● OBJECTIVE: Copy out the records below, replacing each "annotation" with "note" and keeping everything else the same.

● TASK INPUTS:
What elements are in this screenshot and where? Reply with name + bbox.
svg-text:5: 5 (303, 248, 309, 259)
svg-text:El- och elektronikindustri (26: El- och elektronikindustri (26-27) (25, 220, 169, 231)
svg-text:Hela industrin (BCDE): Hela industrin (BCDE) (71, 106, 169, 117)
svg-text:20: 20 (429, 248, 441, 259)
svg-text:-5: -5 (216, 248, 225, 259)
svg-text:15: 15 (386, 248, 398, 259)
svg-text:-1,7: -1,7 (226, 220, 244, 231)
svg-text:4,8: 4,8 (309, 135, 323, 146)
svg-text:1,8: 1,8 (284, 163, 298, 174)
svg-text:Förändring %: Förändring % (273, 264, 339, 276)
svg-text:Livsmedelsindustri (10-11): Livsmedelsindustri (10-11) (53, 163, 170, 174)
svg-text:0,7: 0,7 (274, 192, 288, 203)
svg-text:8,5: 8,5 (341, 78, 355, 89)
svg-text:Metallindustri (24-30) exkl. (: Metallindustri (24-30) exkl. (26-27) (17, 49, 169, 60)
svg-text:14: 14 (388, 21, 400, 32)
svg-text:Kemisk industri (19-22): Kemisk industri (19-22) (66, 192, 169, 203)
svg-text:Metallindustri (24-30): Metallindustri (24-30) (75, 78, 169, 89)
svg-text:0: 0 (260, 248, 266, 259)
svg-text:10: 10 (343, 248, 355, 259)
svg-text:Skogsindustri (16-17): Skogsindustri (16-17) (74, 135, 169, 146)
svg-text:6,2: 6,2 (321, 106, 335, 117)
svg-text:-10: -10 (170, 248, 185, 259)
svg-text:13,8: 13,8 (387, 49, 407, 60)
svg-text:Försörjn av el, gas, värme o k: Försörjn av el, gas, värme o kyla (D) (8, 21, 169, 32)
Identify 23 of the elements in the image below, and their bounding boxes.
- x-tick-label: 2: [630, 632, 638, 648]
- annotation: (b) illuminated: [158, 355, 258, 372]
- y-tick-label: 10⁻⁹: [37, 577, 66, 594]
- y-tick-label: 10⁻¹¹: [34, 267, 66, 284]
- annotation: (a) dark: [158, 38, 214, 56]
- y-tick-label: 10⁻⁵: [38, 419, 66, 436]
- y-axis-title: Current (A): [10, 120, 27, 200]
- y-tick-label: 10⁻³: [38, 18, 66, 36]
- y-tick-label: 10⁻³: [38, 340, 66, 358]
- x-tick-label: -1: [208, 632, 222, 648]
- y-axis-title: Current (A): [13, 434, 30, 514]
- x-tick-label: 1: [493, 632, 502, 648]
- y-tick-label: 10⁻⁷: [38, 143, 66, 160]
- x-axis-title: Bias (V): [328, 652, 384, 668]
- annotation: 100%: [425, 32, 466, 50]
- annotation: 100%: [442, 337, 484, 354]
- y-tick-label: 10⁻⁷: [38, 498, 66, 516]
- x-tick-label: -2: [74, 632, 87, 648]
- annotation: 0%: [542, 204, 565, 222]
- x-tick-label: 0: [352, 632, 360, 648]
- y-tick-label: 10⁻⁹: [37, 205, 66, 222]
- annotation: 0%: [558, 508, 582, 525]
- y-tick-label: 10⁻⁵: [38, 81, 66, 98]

● TASK OUTPUT:
What elements are in this screenshot and where? Reply with name + bbox.
svg-text:5: 5 (303, 248, 309, 259)
svg-text:El- och elektronikindustri (26: El- och elektronikindustri (26-27) (25, 220, 169, 231)
svg-text:Hela industrin (BCDE): Hela industrin (BCDE) (71, 106, 169, 117)
svg-text:20: 20 (429, 248, 441, 259)
svg-text:-5: -5 (216, 248, 225, 259)
svg-text:15: 15 (386, 248, 398, 259)
svg-text:-1,7: -1,7 (226, 220, 244, 231)
svg-text:4,8: 4,8 (309, 135, 323, 146)
svg-text:1,8: 1,8 (284, 163, 298, 174)
svg-text:Förändring %: Förändring % (273, 264, 339, 276)
svg-text:Livsmedelsindustri (10-11): Livsmedelsindustri (10-11) (53, 163, 170, 174)
svg-text:0,7: 0,7 (274, 192, 288, 203)
svg-text:8,5: 8,5 (341, 78, 355, 89)
svg-text:Metallindustri (24-30) exkl. (: Metallindustri (24-30) exkl. (26-27) (17, 49, 169, 60)
svg-text:14: 14 (388, 21, 400, 32)
svg-text:Kemisk industri (19-22): Kemisk industri (19-22) (66, 192, 169, 203)
svg-text:Metallindustri (24-30): Metallindustri (24-30) (75, 78, 169, 89)
svg-text:0: 0 (260, 248, 266, 259)
svg-text:10: 10 (343, 248, 355, 259)
svg-text:Skogsindustri (16-17): Skogsindustri (16-17) (74, 135, 169, 146)
svg-text:6,2: 6,2 (321, 106, 335, 117)
svg-text:-10: -10 (170, 248, 185, 259)
svg-text:13,8: 13,8 (387, 49, 407, 60)
svg-text:Försörjn av el, gas, värme o k: Försörjn av el, gas, värme o kyla (D) (8, 21, 169, 32)
Identify 23 of the elements in the image below, and their bounding boxes.
- x-tick-label: 2: [630, 632, 638, 648]
- note: (b) illuminated: [158, 355, 258, 372]
- y-tick-label: 10⁻⁹: [37, 577, 66, 594]
- y-tick-label: 10⁻¹¹: [34, 267, 66, 284]
- note: (a) dark: [158, 38, 214, 56]
- y-tick-label: 10⁻⁵: [38, 419, 66, 436]
- y-axis-title: Current (A): [10, 120, 27, 200]
- y-tick-label: 10⁻³: [38, 18, 66, 36]
- y-tick-label: 10⁻³: [38, 340, 66, 358]
- x-tick-label: -1: [208, 632, 222, 648]
- y-axis-title: Current (A): [13, 434, 30, 514]
- x-tick-label: 1: [493, 632, 502, 648]
- y-tick-label: 10⁻⁷: [38, 143, 66, 160]
- x-axis-title: Bias (V): [328, 652, 384, 668]
- note: 100%: [425, 32, 466, 50]
- note: 100%: [442, 337, 484, 354]
- y-tick-label: 10⁻⁷: [38, 498, 66, 516]
- x-tick-label: -2: [74, 632, 87, 648]
- note: 0%: [542, 204, 565, 222]
- x-tick-label: 0: [352, 632, 360, 648]
- y-tick-label: 10⁻⁹: [37, 205, 66, 222]
- note: 0%: [558, 508, 582, 525]
- y-tick-label: 10⁻⁵: [38, 81, 66, 98]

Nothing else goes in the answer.